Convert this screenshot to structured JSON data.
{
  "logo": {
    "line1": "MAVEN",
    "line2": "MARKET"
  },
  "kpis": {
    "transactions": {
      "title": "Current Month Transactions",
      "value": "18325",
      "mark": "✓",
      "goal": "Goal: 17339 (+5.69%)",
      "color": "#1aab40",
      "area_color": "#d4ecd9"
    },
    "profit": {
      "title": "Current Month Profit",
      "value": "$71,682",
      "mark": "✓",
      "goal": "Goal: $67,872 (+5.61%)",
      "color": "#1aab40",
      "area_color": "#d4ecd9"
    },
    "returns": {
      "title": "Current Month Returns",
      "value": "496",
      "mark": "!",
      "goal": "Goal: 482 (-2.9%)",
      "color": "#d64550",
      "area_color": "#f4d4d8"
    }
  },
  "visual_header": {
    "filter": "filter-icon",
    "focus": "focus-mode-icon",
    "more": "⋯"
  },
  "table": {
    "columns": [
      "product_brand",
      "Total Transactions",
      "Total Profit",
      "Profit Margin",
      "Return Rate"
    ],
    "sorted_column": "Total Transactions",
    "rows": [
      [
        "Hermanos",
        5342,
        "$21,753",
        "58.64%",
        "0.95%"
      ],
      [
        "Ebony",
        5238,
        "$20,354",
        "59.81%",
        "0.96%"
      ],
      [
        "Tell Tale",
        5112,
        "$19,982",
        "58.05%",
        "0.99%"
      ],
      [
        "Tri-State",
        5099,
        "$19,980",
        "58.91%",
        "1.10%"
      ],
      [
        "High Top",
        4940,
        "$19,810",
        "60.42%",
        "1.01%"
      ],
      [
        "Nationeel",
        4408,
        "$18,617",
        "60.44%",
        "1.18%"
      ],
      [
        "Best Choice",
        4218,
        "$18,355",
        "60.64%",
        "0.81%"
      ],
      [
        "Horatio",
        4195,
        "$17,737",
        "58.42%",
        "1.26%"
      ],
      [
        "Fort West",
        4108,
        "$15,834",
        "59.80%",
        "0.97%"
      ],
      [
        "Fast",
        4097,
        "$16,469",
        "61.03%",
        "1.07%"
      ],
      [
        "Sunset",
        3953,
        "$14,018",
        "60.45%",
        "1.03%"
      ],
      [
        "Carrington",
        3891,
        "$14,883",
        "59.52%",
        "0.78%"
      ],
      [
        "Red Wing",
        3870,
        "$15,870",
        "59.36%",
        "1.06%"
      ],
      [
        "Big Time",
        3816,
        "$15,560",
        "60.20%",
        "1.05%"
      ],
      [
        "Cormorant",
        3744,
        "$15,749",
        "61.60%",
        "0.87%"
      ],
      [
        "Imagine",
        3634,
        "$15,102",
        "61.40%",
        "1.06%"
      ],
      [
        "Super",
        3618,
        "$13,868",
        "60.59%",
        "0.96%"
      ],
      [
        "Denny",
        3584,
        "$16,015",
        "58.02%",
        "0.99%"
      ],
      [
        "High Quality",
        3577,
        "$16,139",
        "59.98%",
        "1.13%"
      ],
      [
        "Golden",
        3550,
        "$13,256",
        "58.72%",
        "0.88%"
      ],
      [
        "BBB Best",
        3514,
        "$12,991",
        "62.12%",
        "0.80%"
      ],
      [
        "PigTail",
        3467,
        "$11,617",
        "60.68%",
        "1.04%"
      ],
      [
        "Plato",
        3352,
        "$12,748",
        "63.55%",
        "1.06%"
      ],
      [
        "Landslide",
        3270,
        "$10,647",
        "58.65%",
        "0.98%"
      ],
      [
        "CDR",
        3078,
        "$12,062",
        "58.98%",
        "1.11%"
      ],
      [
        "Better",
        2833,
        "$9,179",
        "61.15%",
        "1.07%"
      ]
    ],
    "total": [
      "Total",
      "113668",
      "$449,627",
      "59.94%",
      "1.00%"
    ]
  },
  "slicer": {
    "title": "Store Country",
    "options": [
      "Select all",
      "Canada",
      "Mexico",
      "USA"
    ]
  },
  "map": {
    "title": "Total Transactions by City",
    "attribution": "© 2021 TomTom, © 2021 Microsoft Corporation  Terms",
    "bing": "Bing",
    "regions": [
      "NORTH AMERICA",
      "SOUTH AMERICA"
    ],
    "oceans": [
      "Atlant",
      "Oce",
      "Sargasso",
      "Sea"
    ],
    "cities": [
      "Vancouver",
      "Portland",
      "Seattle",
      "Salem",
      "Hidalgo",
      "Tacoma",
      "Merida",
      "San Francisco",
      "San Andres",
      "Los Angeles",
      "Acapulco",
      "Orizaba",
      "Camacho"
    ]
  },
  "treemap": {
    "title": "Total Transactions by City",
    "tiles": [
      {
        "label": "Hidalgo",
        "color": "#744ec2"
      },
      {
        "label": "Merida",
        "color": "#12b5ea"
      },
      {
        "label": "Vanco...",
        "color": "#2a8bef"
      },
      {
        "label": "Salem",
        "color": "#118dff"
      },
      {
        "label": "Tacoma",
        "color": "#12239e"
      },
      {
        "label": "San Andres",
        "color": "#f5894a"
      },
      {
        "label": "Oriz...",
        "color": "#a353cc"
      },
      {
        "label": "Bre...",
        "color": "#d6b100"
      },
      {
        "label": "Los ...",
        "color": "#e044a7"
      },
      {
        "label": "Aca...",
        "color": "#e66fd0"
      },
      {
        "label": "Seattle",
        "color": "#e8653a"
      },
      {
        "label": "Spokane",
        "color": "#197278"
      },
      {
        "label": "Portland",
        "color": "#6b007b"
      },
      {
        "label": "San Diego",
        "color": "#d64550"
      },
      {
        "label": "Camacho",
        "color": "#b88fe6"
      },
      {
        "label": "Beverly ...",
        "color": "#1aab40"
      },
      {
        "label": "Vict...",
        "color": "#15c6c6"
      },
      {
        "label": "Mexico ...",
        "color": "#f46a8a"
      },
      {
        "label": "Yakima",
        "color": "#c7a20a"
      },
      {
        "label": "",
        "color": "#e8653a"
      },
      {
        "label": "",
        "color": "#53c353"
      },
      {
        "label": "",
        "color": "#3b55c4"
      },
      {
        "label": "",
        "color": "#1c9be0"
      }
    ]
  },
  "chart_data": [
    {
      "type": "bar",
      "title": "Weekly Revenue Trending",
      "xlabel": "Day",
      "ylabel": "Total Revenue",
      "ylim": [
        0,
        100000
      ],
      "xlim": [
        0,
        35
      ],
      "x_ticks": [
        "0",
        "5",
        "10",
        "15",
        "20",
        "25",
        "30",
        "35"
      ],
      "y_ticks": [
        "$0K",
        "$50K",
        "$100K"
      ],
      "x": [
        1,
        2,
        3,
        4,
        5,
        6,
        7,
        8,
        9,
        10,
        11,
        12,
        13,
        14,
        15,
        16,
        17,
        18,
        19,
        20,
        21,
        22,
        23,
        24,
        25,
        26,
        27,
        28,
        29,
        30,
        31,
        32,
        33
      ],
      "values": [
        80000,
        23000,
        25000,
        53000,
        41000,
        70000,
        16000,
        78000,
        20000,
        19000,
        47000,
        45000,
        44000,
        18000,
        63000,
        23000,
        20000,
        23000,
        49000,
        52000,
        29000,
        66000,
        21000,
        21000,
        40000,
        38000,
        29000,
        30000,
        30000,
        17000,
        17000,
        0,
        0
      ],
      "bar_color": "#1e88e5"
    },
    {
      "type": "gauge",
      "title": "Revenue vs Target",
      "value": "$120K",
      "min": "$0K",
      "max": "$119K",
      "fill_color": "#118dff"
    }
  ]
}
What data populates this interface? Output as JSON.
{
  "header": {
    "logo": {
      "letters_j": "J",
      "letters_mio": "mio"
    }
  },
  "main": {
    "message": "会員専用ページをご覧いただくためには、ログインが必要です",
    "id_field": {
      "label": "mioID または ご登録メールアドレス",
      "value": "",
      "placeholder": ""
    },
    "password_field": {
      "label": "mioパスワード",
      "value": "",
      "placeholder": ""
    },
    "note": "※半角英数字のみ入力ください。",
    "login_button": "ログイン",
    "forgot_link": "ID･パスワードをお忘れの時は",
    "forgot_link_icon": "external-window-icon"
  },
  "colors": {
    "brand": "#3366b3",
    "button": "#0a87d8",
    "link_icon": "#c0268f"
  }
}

------------

Copy exactly the lines of the listing above, beginning at the line with "What data populates" and ending at its final line; write out nothing else.

What data populates this interface? Output as JSON.
{
  "header": {
    "logo": {
      "letters_j": "J",
      "letters_mio": "mio"
    }
  },
  "main": {
    "message": "会員専用ページをご覧いただくためには、ログインが必要です",
    "id_field": {
      "label": "mioID または ご登録メールアドレス",
      "value": "",
      "placeholder": ""
    },
    "password_field": {
      "label": "mioパスワード",
      "value": "",
      "placeholder": ""
    },
    "note": "※半角英数字のみ入力ください。",
    "login_button": "ログイン",
    "forgot_link": "ID･パスワードをお忘れの時は",
    "forgot_link_icon": "external-window-icon"
  },
  "colors": {
    "brand": "#3366b3",
    "button": "#0a87d8",
    "link_icon": "#c0268f"
  }
}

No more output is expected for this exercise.